▶ [Your task]:
Every line below is to be quoted exactly, with nothing added or dropped.

▶ [Information provided]:
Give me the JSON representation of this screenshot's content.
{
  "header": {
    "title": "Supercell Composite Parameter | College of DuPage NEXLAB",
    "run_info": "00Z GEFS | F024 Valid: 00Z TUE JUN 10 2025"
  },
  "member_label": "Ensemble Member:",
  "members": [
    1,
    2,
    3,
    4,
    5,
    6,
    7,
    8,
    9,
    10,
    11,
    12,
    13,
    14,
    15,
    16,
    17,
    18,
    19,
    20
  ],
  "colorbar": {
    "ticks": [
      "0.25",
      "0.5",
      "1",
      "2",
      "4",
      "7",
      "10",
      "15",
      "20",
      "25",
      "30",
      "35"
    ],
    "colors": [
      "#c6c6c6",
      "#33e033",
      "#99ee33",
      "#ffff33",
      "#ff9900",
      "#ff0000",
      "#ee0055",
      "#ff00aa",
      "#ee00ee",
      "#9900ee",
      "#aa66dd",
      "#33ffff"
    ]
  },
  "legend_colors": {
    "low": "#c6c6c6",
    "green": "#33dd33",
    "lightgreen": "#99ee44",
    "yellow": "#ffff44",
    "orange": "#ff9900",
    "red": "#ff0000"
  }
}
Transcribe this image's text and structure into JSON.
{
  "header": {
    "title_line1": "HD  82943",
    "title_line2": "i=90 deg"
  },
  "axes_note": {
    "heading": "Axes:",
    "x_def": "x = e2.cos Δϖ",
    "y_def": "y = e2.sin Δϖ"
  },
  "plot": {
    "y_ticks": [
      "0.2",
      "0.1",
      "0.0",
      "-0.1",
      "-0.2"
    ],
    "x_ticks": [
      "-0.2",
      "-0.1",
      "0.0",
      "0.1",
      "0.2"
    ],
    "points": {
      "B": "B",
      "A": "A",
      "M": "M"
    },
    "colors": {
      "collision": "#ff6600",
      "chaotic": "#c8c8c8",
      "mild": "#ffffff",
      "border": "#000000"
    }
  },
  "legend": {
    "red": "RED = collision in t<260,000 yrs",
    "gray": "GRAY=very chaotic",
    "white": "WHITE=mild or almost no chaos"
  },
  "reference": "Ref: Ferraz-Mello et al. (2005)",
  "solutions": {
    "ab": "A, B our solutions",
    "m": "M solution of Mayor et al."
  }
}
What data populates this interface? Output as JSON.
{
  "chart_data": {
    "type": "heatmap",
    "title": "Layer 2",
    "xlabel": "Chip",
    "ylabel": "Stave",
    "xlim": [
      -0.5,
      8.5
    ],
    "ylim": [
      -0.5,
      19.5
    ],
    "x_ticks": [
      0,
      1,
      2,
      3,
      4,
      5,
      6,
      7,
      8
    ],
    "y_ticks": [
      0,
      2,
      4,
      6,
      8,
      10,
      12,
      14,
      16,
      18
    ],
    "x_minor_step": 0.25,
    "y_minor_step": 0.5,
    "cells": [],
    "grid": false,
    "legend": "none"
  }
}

▶ [Solution for this task]:
Give me the JSON representation of this screenshot's content.
{
  "header": {
    "title": "Supercell Composite Parameter | College of DuPage NEXLAB",
    "run_info": "00Z GEFS | F024 Valid: 00Z TUE JUN 10 2025"
  },
  "member_label": "Ensemble Member:",
  "members": [
    1,
    2,
    3,
    4,
    5,
    6,
    7,
    8,
    9,
    10,
    11,
    12,
    13,
    14,
    15,
    16,
    17,
    18,
    19,
    20
  ],
  "colorbar": {
    "ticks": [
      "0.25",
      "0.5",
      "1",
      "2",
      "4",
      "7",
      "10",
      "15",
      "20",
      "25",
      "30",
      "35"
    ],
    "colors": [
      "#c6c6c6",
      "#33e033",
      "#99ee33",
      "#ffff33",
      "#ff9900",
      "#ff0000",
      "#ee0055",
      "#ff00aa",
      "#ee00ee",
      "#9900ee",
      "#aa66dd",
      "#33ffff"
    ]
  },
  "legend_colors": {
    "low": "#c6c6c6",
    "green": "#33dd33",
    "lightgreen": "#99ee44",
    "yellow": "#ffff44",
    "orange": "#ff9900",
    "red": "#ff0000"
  }
}
Transcribe this image's text and structure into JSON.
{
  "header": {
    "title_line1": "HD  82943",
    "title_line2": "i=90 deg"
  },
  "axes_note": {
    "heading": "Axes:",
    "x_def": "x = e2.cos Δϖ",
    "y_def": "y = e2.sin Δϖ"
  },
  "plot": {
    "y_ticks": [
      "0.2",
      "0.1",
      "0.0",
      "-0.1",
      "-0.2"
    ],
    "x_ticks": [
      "-0.2",
      "-0.1",
      "0.0",
      "0.1",
      "0.2"
    ],
    "points": {
      "B": "B",
      "A": "A",
      "M": "M"
    },
    "colors": {
      "collision": "#ff6600",
      "chaotic": "#c8c8c8",
      "mild": "#ffffff",
      "border": "#000000"
    }
  },
  "legend": {
    "red": "RED = collision in t<260,000 yrs",
    "gray": "GRAY=very chaotic",
    "white": "WHITE=mild or almost no chaos"
  },
  "reference": "Ref: Ferraz-Mello et al. (2005)",
  "solutions": {
    "ab": "A, B our solutions",
    "m": "M solution of Mayor et al."
  }
}
What data populates this interface? Output as JSON.
{
  "chart_data": {
    "type": "heatmap",
    "title": "Layer 2",
    "xlabel": "Chip",
    "ylabel": "Stave",
    "xlim": [
      -0.5,
      8.5
    ],
    "ylim": [
      -0.5,
      19.5
    ],
    "x_ticks": [
      0,
      1,
      2,
      3,
      4,
      5,
      6,
      7,
      8
    ],
    "y_ticks": [
      0,
      2,
      4,
      6,
      8,
      10,
      12,
      14,
      16,
      18
    ],
    "x_minor_step": 0.25,
    "y_minor_step": 0.5,
    "cells": [],
    "grid": false,
    "legend": "none"
  }
}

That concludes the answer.